Exercise description - Tally the lines in the records underneath that contain the string "Medium", and state the figure by itself.

** Start Provided information **

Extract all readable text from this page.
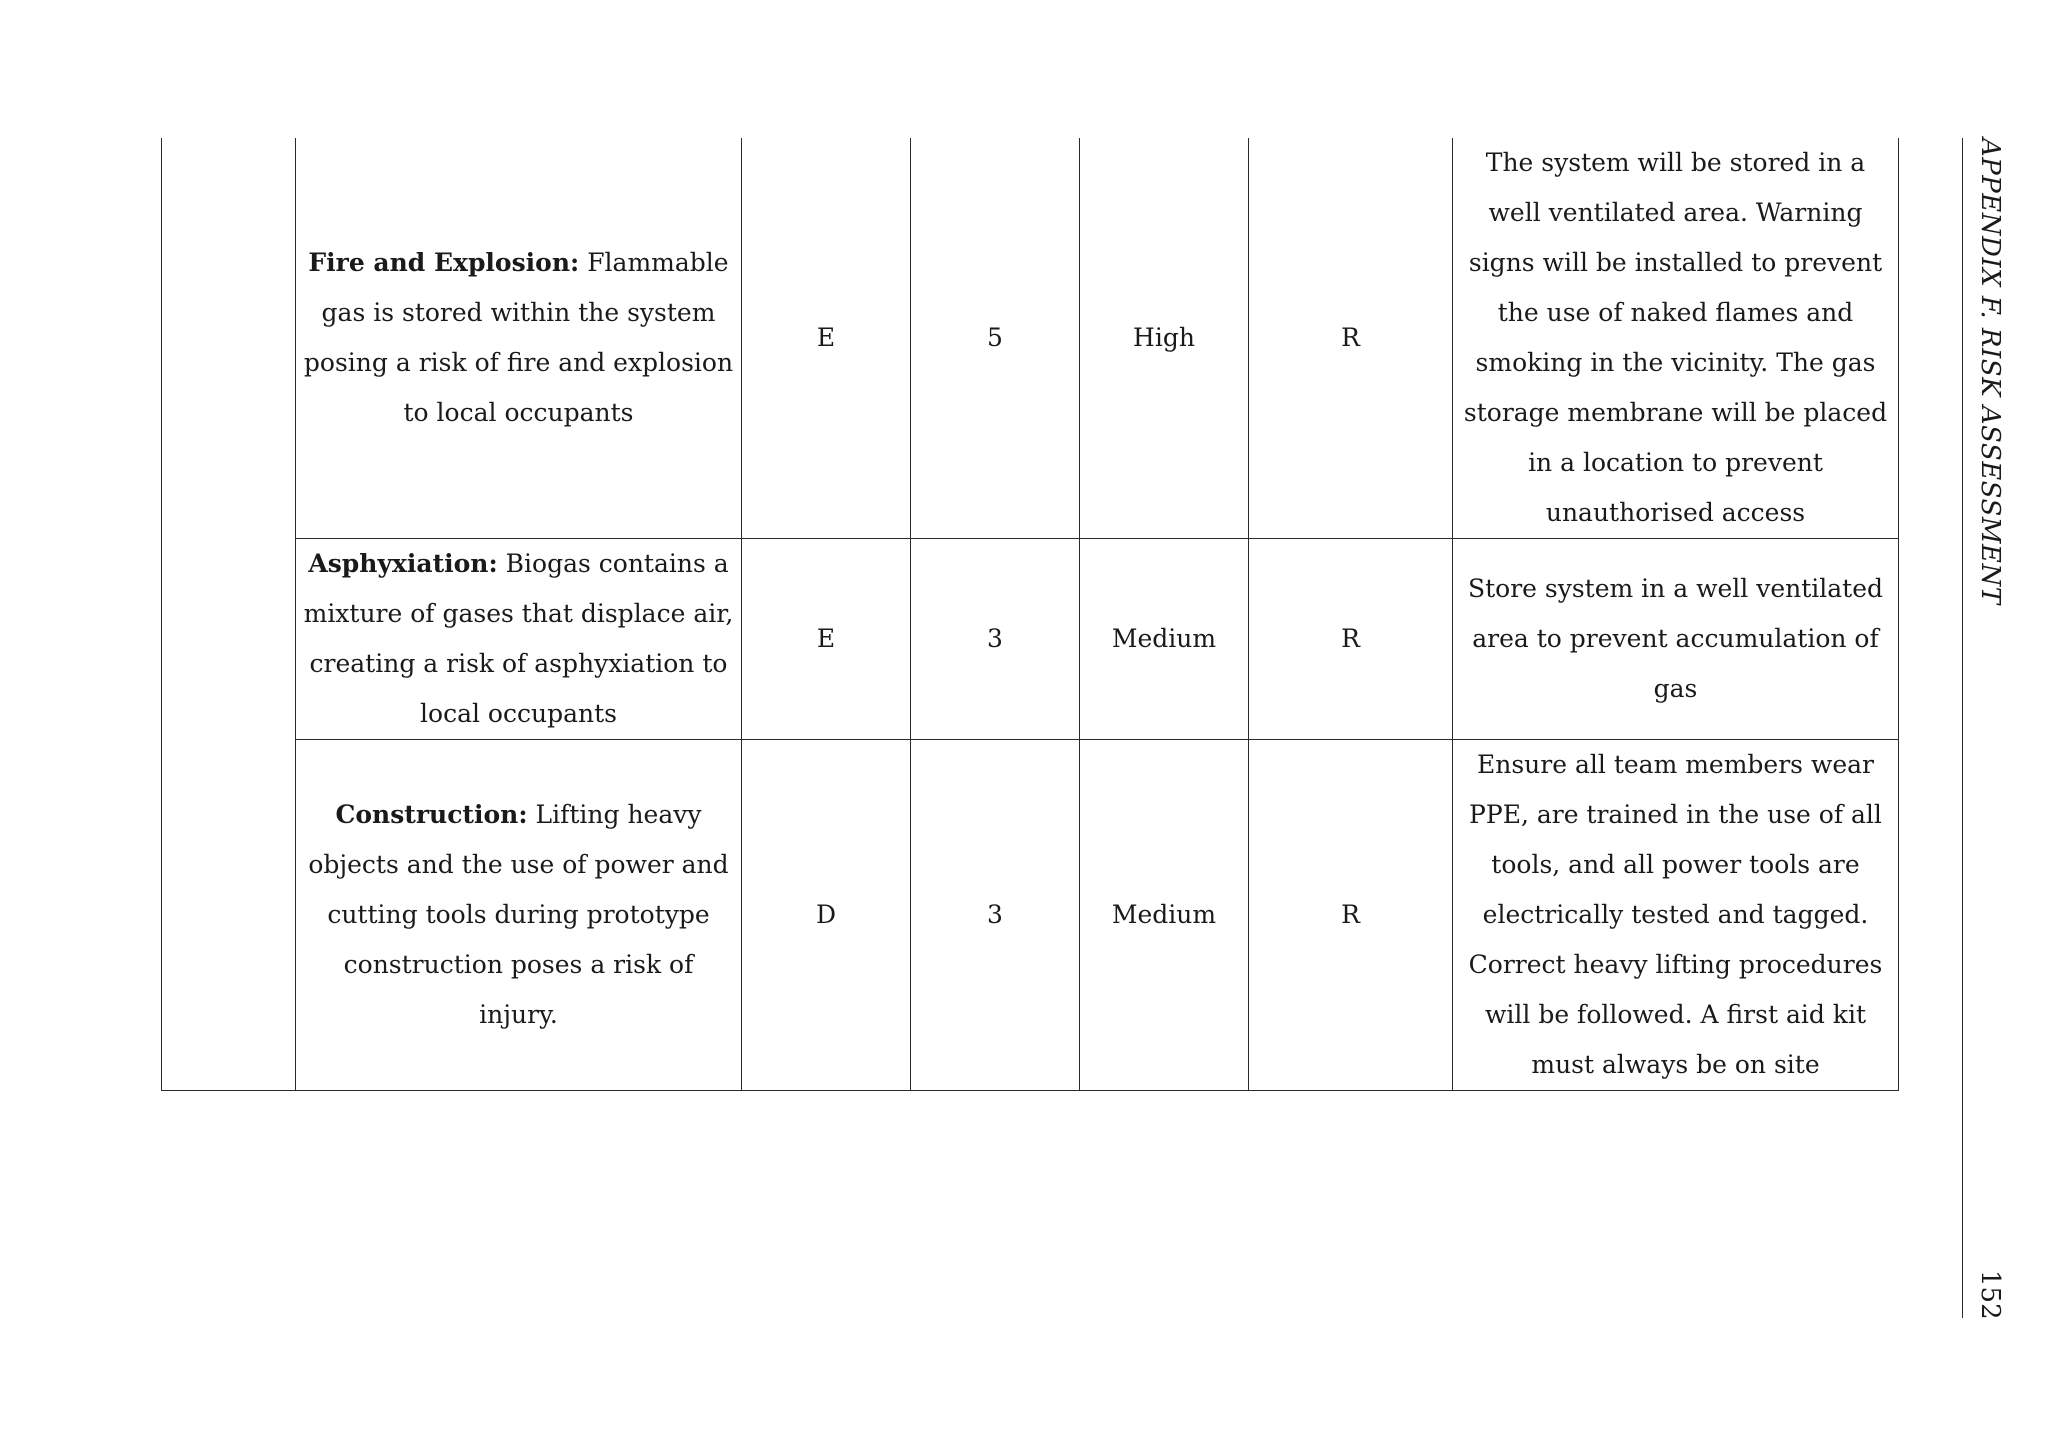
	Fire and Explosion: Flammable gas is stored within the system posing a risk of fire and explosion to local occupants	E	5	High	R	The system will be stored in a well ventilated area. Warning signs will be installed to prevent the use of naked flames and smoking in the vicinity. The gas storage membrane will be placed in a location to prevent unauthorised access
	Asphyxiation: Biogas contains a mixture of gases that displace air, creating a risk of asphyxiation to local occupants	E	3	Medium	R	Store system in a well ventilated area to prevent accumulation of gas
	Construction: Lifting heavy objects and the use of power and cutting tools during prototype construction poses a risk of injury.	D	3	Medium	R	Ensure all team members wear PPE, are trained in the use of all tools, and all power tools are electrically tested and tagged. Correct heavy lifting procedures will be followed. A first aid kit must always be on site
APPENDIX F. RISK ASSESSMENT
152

** End Provided information **
** Start Provided information **

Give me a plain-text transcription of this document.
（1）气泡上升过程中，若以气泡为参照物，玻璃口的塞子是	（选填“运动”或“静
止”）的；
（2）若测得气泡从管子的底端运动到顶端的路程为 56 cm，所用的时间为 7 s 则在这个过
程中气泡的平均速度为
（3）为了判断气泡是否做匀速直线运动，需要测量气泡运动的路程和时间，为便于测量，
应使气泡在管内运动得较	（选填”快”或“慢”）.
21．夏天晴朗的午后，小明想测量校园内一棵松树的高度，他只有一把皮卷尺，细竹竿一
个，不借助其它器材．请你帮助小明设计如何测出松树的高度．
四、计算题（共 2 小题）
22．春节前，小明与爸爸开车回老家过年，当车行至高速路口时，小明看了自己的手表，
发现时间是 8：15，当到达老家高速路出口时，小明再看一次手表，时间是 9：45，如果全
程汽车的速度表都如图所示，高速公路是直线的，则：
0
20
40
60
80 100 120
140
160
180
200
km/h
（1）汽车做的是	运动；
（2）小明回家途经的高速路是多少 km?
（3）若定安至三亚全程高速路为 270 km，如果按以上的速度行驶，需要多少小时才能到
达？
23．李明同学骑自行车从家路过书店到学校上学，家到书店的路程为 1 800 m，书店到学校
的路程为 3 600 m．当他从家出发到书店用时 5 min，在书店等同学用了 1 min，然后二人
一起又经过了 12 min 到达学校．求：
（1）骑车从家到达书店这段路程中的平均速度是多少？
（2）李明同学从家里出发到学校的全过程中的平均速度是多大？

** End Provided information **
** Start Provided information **

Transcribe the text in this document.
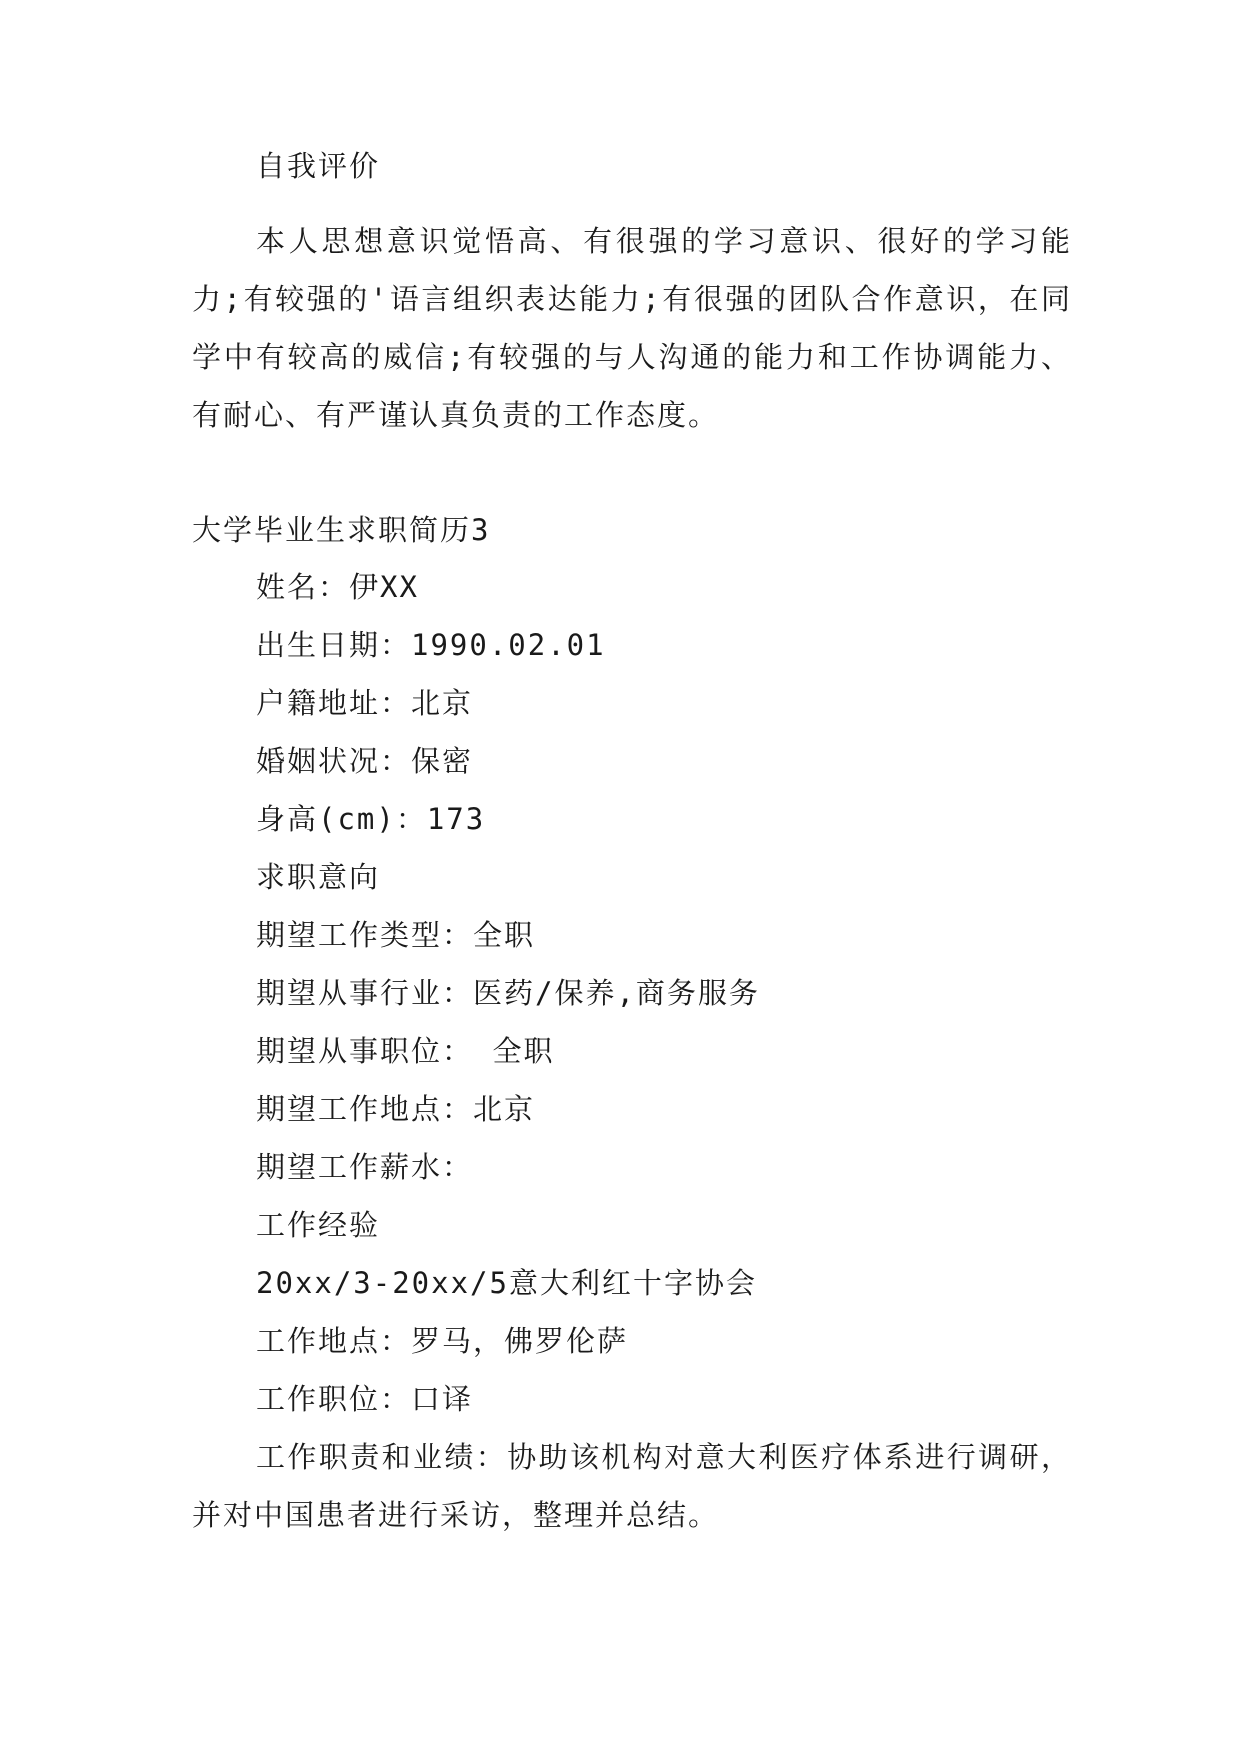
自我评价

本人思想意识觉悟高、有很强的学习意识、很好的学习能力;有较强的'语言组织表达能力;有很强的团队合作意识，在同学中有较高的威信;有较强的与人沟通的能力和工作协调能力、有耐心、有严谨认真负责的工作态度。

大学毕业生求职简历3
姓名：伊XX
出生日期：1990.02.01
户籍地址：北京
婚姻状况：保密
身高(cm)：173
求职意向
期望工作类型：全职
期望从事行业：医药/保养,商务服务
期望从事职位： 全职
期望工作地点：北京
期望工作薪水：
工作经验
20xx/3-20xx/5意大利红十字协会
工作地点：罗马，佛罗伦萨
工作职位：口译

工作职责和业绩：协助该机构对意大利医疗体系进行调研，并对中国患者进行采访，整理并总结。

** End Provided information **

The completed task - 2